Page records with their text:
..............................

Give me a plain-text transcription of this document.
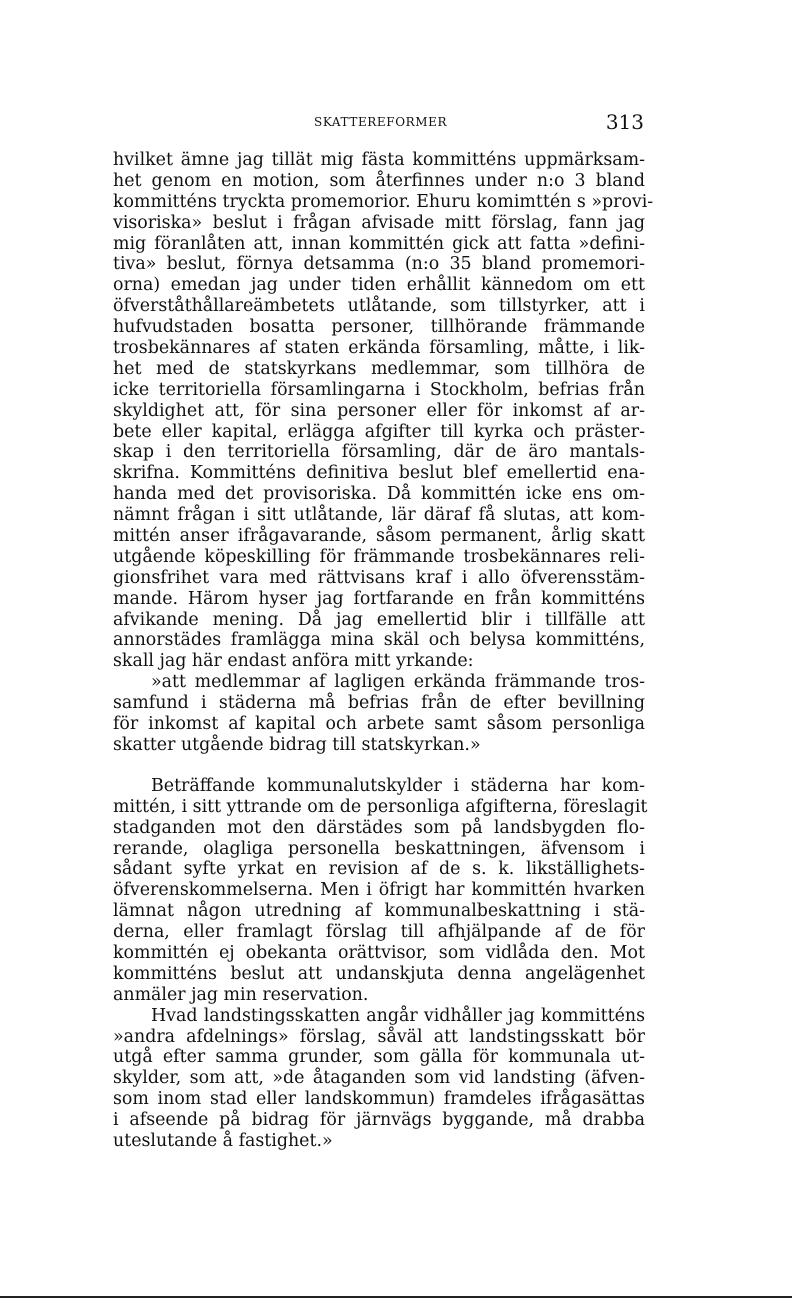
SKATTEREFORMER	313
hvilket ämne jag tillät mig fästa kommitténs uppmärksam-
het genom en motion, som återfinnes under n:o 3 bland
kommitténs tryckta promemorior. Ehuru komimttén s »provi-
visoriska» beslut i frågan afvisade mitt förslag, fann jag
mig föranlåten att, innan kommittén gick att fatta »defini-
tiva» beslut, förnya detsamma (n:o 35 bland promemori-
orna) emedan jag under tiden erhållit kännedom om ett
öfverståthållareämbetets utlåtande, som tillstyrker, att i
hufvudstaden bosatta personer, tillhörande främmande
trosbekännares af staten erkända församling, måtte, i lik-
het med de statskyrkans medlemmar, som tillhöra de
icke territoriella församlingarna i Stockholm, befrias från
skyldighet att, för sina personer eller för inkomst af ar-
bete eller kapital, erlägga afgifter till kyrka och präster-
skap i den territoriella församling, där de äro mantals-
skrifna. Kommitténs definitiva beslut blef emellertid ena-
handa med det provisoriska. Då kommittén icke ens om-
nämnt frågan i sitt utlåtande, lär däraf få slutas, att kom-
mittén anser ifrågavarande, såsom permanent, årlig skatt
utgående köpeskilling för främmande trosbekännares reli-
gionsfrihet vara med rättvisans kraf i allo öfverensstäm-
mande. Härom hyser jag fortfarande en från kommitténs
afvikande mening. Då jag emellertid blir i tillfälle att
annorstädes framlägga mina skäl och belysa kommitténs,
skall jag här endast anföra mitt yrkande:
»att medlemmar af lagligen erkända främmande tros-
samfund i städerna må befrias från de efter bevillning
för inkomst af kapital och arbete samt såsom personliga
skatter utgående bidrag till statskyrkan.»
Beträffande kommunalutskylder i städerna har kom-
mittén, i sitt yttrande om de personliga afgifterna, föreslagit
stadganden mot den därstädes som på landsbygden flo-
rerande, olagliga personella beskattningen, äfvensom i
sådant syfte yrkat en revision af de s. k. likställighets-
öfverenskommelserna. Men i öfrigt har kommittén hvarken
lämnat någon utredning af kommunalbeskattning i stä-
derna, eller framlagt förslag till afhjälpande af de för
kommittén ej obekanta orättvisor, som vidlåda den. Mot
kommitténs beslut att undanskjuta denna angelägenhet
anmäler jag min reservation.
Hvad landstingsskatten angår vidhåller jag kommitténs
»andra afdelnings» förslag, såväl att landstingsskatt bör
utgå efter samma grunder, som gälla för kommunala ut-
skylder, som att, »de åtaganden som vid landsting (äfven-
som inom stad eller landskommun) framdeles ifrågasättas
i afseende på bidrag för järnvägs byggande, må drabba
uteslutande å fastighet.»
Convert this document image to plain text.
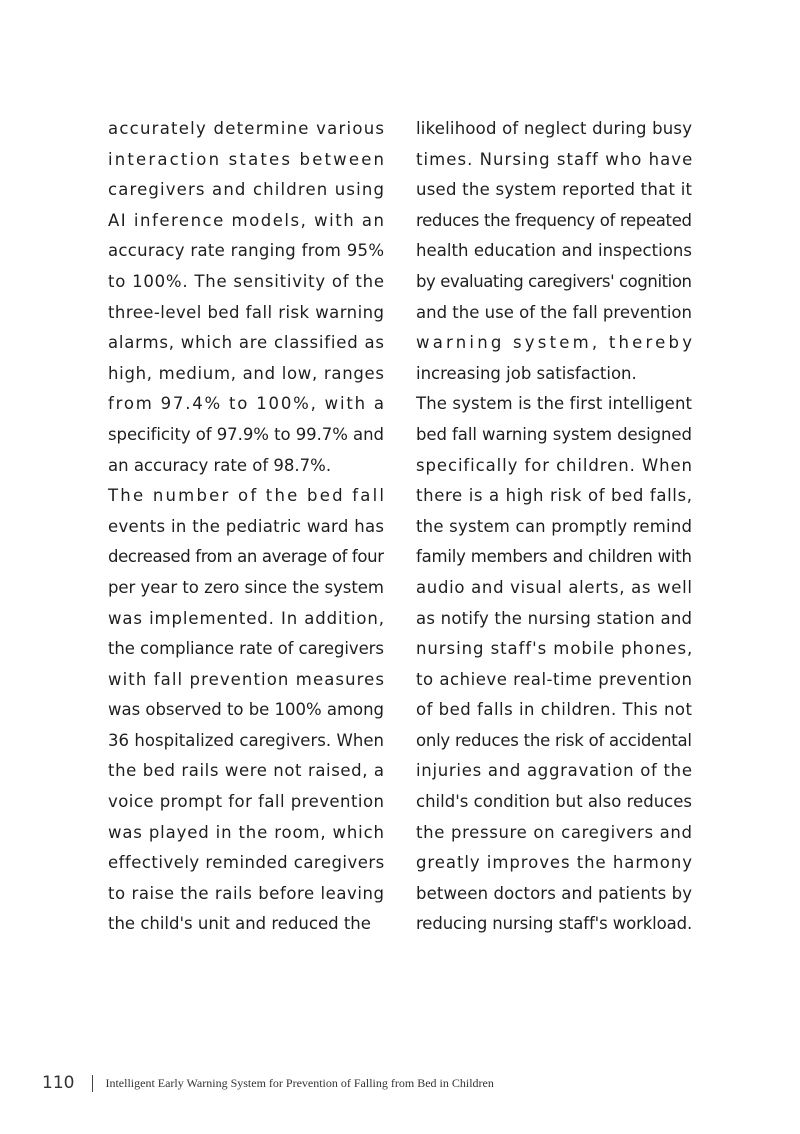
accurately determine various
interaction states between
caregivers and children using
AI inference models, with an
accuracy rate ranging from 95%
to 100%. The sensitivity of the
three-level bed fall risk warning
alarms, which are classified as
high, medium, and low, ranges
from 97.4% to 100%, with a
specificity of 97.9% to 99.7% and
an accuracy rate of 98.7%.
The number of the bed fall
events in the pediatric ward has
decreased from an average of four
per year to zero since the system
was implemented. In addition,
the compliance rate of caregivers
with fall prevention measures
was observed to be 100% among
36 hospitalized caregivers. When
the bed rails were not raised, a
voice prompt for fall prevention
was played in the room, which
effectively reminded caregivers
to raise the rails before leaving
the child's unit and reduced the
likelihood of neglect during busy
times. Nursing staff who have
used the system reported that it
reduces the frequency of repeated
health education and inspections
by evaluating caregivers' cognition
and the use of the fall prevention
warning system, thereby
increasing job satisfaction.
The system is the first intelligent
bed fall warning system designed
specifically for children. When
there is a high risk of bed falls,
the system can promptly remind
family members and children with
audio and visual alerts, as well
as notify the nursing station and
nursing staff's mobile phones,
to achieve real-time prevention
of bed falls in children. This not
only reduces the risk of accidental
injuries and aggravation of the
child's condition but also reduces
the pressure on caregivers and
greatly improves the harmony
between doctors and patients by
reducing nursing staff's workload.
110	Intelligent Early Warning System for Prevention of Falling from Bed in Children
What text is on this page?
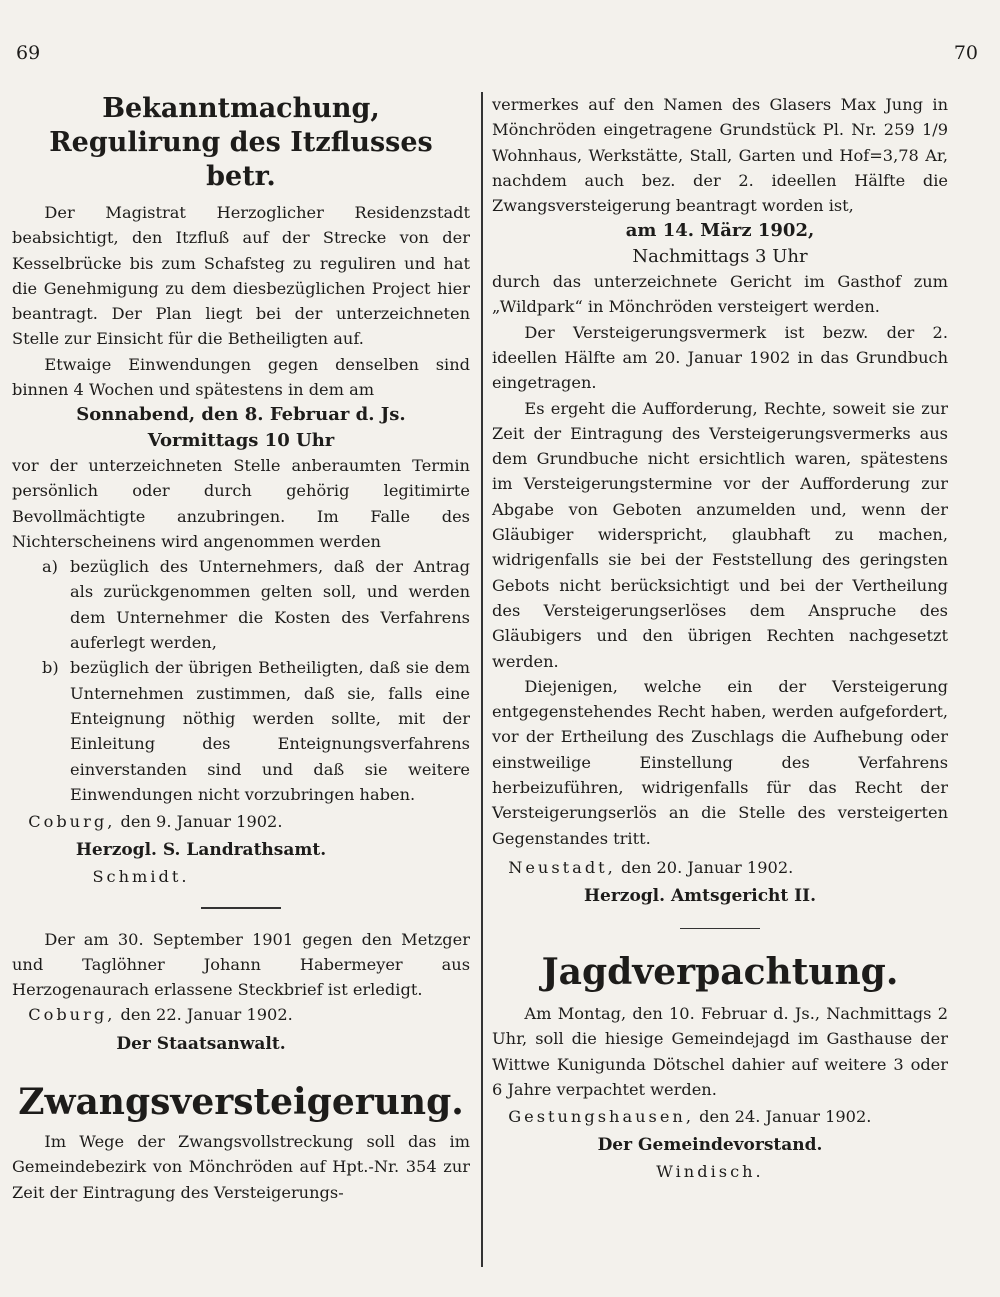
69	70
Bekanntmachung,
Regulirung des Itzflusses betr.

Der Magistrat Herzoglicher Residenzstadt beabsichtigt, den Itzfluß auf der Strecke von der Kesselbrücke bis zum Schafsteg zu reguliren und hat die Genehmigung zu dem diesbezüglichen Project hier beantragt. Der Plan liegt bei der unterzeichneten Stelle zur Einsicht für die Betheiligten auf.

Etwaige Einwendungen gegen denselben sind binnen 4 Wochen und spätestens in dem am

Sonnabend, den 8. Februar d. Js.

Vormittags 10 Uhr

vor der unterzeichneten Stelle anberaumten Termin persönlich oder durch gehörig legitimirte Bevollmächtigte anzubringen. Im Falle des Nichterscheinens wird angenommen werden

a) bezüglich des Unternehmers, daß der Antrag als zurückgenommen gelten soll, und werden dem Unternehmer die Kosten des Verfahrens auferlegt werden,
b) bezüglich der übrigen Betheiligten, daß sie dem Unternehmen zustimmen, daß sie, falls eine Enteignung nöthig werden sollte, mit der Einleitung des Enteignungsverfahrens einverstanden sind und daß sie weitere Einwendungen nicht vorzubringen haben.

Coburg, den 9. Januar 1902.

Herzogl. S. Landrathsamt.

Schmidt.

Der am 30. September 1901 gegen den Metzger und Taglöhner Johann Habermeyer aus Herzogenaurach erlassene Steckbrief ist erledigt.

Coburg, den 22. Januar 1902.

Der Staatsanwalt.

Zwangsversteigerung.

Im Wege der Zwangsvollstreckung soll das im Gemeindebezirk von Mönchröden auf Hpt.-Nr. 354 zur Zeit der Eintragung des Versteigerungs-

vermerkes auf den Namen des Glasers Max Jung in Mönchröden eingetragene Grundstück Pl. Nr. 259 1/9 Wohnhaus, Werkstätte, Stall, Garten und Hof=3,78 Ar, nachdem auch bez. der 2. ideellen Hälfte die Zwangsversteigerung beantragt worden ist,

am 14. März 1902,

Nachmittags 3 Uhr

durch das unterzeichnete Gericht im Gasthof zum „Wildpark“ in Mönchröden versteigert werden.

Der Versteigerungsvermerk ist bezw. der 2. ideellen Hälfte am 20. Januar 1902 in das Grundbuch eingetragen.

Es ergeht die Aufforderung, Rechte, soweit sie zur Zeit der Eintragung des Versteigerungsvermerks aus dem Grundbuche nicht ersichtlich waren, spätestens im Versteigerungstermine vor der Aufforderung zur Abgabe von Geboten anzumelden und, wenn der Gläubiger widerspricht, glaubhaft zu machen, widrigenfalls sie bei der Feststellung des geringsten Gebots nicht berücksichtigt und bei der Vertheilung des Versteigerungserlöses dem Anspruche des Gläubigers und den übrigen Rechten nachgesetzt werden.

Diejenigen, welche ein der Versteigerung entgegenstehendes Recht haben, werden aufgefordert, vor der Ertheilung des Zuschlags die Aufhebung oder einstweilige Einstellung des Verfahrens herbeizuführen, widrigenfalls für das Recht der Versteigerungserlös an die Stelle des versteigerten Gegenstandes tritt.

Neustadt, den 20. Januar 1902.

Herzogl. Amtsgericht II.

Jagdverpachtung.

Am Montag, den 10. Februar d. Js., Nachmittags 2 Uhr, soll die hiesige Gemeindejagd im Gasthause der Wittwe Kunigunda Dötschel dahier auf weitere 3 oder 6 Jahre verpachtet werden.

Gestungshausen, den 24. Januar 1902.

Der Gemeindevorstand.

Windisch.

..............................

● **Problem requirements**: Give back each line above verbatim, dropping every picture.

● **Response for this exercise**:
Give me a plain-text transcription of this document.
SKATTEREFORMER	313
hvilket ämne jag tillät mig fästa kommitténs uppmärksam-
het genom en motion, som återfinnes under n:o 3 bland
kommitténs tryckta promemorior. Ehuru komimttén s »provi-
visoriska» beslut i frågan afvisade mitt förslag, fann jag
mig föranlåten att, innan kommittén gick att fatta »defini-
tiva» beslut, förnya detsamma (n:o 35 bland promemori-
orna) emedan jag under tiden erhållit kännedom om ett
öfverståthållareämbetets utlåtande, som tillstyrker, att i
hufvudstaden bosatta personer, tillhörande främmande
trosbekännares af staten erkända församling, måtte, i lik-
het med de statskyrkans medlemmar, som tillhöra de
icke territoriella församlingarna i Stockholm, befrias från
skyldighet att, för sina personer eller för inkomst af ar-
bete eller kapital, erlägga afgifter till kyrka och präster-
skap i den territoriella församling, där de äro mantals-
skrifna. Kommitténs definitiva beslut blef emellertid ena-
handa med det provisoriska. Då kommittén icke ens om-
nämnt frågan i sitt utlåtande, lär däraf få slutas, att kom-
mittén anser ifrågavarande, såsom permanent, årlig skatt
utgående köpeskilling för främmande trosbekännares reli-
gionsfrihet vara med rättvisans kraf i allo öfverensstäm-
mande. Härom hyser jag fortfarande en från kommitténs
afvikande mening. Då jag emellertid blir i tillfälle att
annorstädes framlägga mina skäl och belysa kommitténs,
skall jag här endast anföra mitt yrkande:
»att medlemmar af lagligen erkända främmande tros-
samfund i städerna må befrias från de efter bevillning
för inkomst af kapital och arbete samt såsom personliga
skatter utgående bidrag till statskyrkan.»
Beträffande kommunalutskylder i städerna har kom-
mittén, i sitt yttrande om de personliga afgifterna, föreslagit
stadganden mot den därstädes som på landsbygden flo-
rerande, olagliga personella beskattningen, äfvensom i
sådant syfte yrkat en revision af de s. k. likställighets-
öfverenskommelserna. Men i öfrigt har kommittén hvarken
lämnat någon utredning af kommunalbeskattning i stä-
derna, eller framlagt förslag till afhjälpande af de för
kommittén ej obekanta orättvisor, som vidlåda den. Mot
kommitténs beslut att undanskjuta denna angelägenhet
anmäler jag min reservation.
Hvad landstingsskatten angår vidhåller jag kommitténs
»andra afdelnings» förslag, såväl att landstingsskatt bör
utgå efter samma grunder, som gälla för kommunala ut-
skylder, som att, »de åtaganden som vid landsting (äfven-
som inom stad eller landskommun) framdeles ifrågasättas
i afseende på bidrag för järnvägs byggande, må drabba
uteslutande å fastighet.»
Convert this document image to plain text.
accurately determine various
interaction states between
caregivers and children using
AI inference models, with an
accuracy rate ranging from 95%
to 100%. The sensitivity of the
three-level bed fall risk warning
alarms, which are classified as
high, medium, and low, ranges
from 97.4% to 100%, with a
specificity of 97.9% to 99.7% and
an accuracy rate of 98.7%.
The number of the bed fall
events in the pediatric ward has
decreased from an average of four
per year to zero since the system
was implemented. In addition,
the compliance rate of caregivers
with fall prevention measures
was observed to be 100% among
36 hospitalized caregivers. When
the bed rails were not raised, a
voice prompt for fall prevention
was played in the room, which
effectively reminded caregivers
to raise the rails before leaving
the child's unit and reduced the
likelihood of neglect during busy
times. Nursing staff who have
used the system reported that it
reduces the frequency of repeated
health education and inspections
by evaluating caregivers' cognition
and the use of the fall prevention
warning system, thereby
increasing job satisfaction.
The system is the first intelligent
bed fall warning system designed
specifically for children. When
there is a high risk of bed falls,
the system can promptly remind
family members and children with
audio and visual alerts, as well
as notify the nursing station and
nursing staff's mobile phones,
to achieve real-time prevention
of bed falls in children. This not
only reduces the risk of accidental
injuries and aggravation of the
child's condition but also reduces
the pressure on caregivers and
greatly improves the harmony
between doctors and patients by
reducing nursing staff's workload.
110	Intelligent Early Warning System for Prevention of Falling from Bed in Children
What text is on this page?
69	70
Bekanntmachung,
Regulirung des Itzflusses betr.

Der Magistrat Herzoglicher Residenzstadt beabsichtigt, den Itzfluß auf der Strecke von der Kesselbrücke bis zum Schafsteg zu reguliren und hat die Genehmigung zu dem diesbezüglichen Project hier beantragt. Der Plan liegt bei der unterzeichneten Stelle zur Einsicht für die Betheiligten auf.

Etwaige Einwendungen gegen denselben sind binnen 4 Wochen und spätestens in dem am

Sonnabend, den 8. Februar d. Js.

Vormittags 10 Uhr

vor der unterzeichneten Stelle anberaumten Termin persönlich oder durch gehörig legitimirte Bevollmächtigte anzubringen. Im Falle des Nichterscheinens wird angenommen werden

a) bezüglich des Unternehmers, daß der Antrag als zurückgenommen gelten soll, und werden dem Unternehmer die Kosten des Verfahrens auferlegt werden,
b) bezüglich der übrigen Betheiligten, daß sie dem Unternehmen zustimmen, daß sie, falls eine Enteignung nöthig werden sollte, mit der Einleitung des Enteignungsverfahrens einverstanden sind und daß sie weitere Einwendungen nicht vorzubringen haben.

Coburg, den 9. Januar 1902.

Herzogl. S. Landrathsamt.

Schmidt.

Der am 30. September 1901 gegen den Metzger und Taglöhner Johann Habermeyer aus Herzogenaurach erlassene Steckbrief ist erledigt.

Coburg, den 22. Januar 1902.

Der Staatsanwalt.

Zwangsversteigerung.

Im Wege der Zwangsvollstreckung soll das im Gemeindebezirk von Mönchröden auf Hpt.-Nr. 354 zur Zeit der Eintragung des Versteigerungs-

vermerkes auf den Namen des Glasers Max Jung in Mönchröden eingetragene Grundstück Pl. Nr. 259 1/9 Wohnhaus, Werkstätte, Stall, Garten und Hof=3,78 Ar, nachdem auch bez. der 2. ideellen Hälfte die Zwangsversteigerung beantragt worden ist,

am 14. März 1902,

Nachmittags 3 Uhr

durch das unterzeichnete Gericht im Gasthof zum „Wildpark“ in Mönchröden versteigert werden.

Der Versteigerungsvermerk ist bezw. der 2. ideellen Hälfte am 20. Januar 1902 in das Grundbuch eingetragen.

Es ergeht die Aufforderung, Rechte, soweit sie zur Zeit der Eintragung des Versteigerungsvermerks aus dem Grundbuche nicht ersichtlich waren, spätestens im Versteigerungstermine vor der Aufforderung zur Abgabe von Geboten anzumelden und, wenn der Gläubiger widerspricht, glaubhaft zu machen, widrigenfalls sie bei der Feststellung des geringsten Gebots nicht berücksichtigt und bei der Vertheilung des Versteigerungserlöses dem Anspruche des Gläubigers und den übrigen Rechten nachgesetzt werden.

Diejenigen, welche ein der Versteigerung entgegenstehendes Recht haben, werden aufgefordert, vor der Ertheilung des Zuschlags die Aufhebung oder einstweilige Einstellung des Verfahrens herbeizuführen, widrigenfalls für das Recht der Versteigerungserlös an die Stelle des versteigerten Gegenstandes tritt.

Neustadt, den 20. Januar 1902.

Herzogl. Amtsgericht II.

Jagdverpachtung.

Am Montag, den 10. Februar d. Js., Nachmittags 2 Uhr, soll die hiesige Gemeindejagd im Gasthause der Wittwe Kunigunda Dötschel dahier auf weitere 3 oder 6 Jahre verpachtet werden.

Gestungshausen, den 24. Januar 1902.

Der Gemeindevorstand.

Windisch.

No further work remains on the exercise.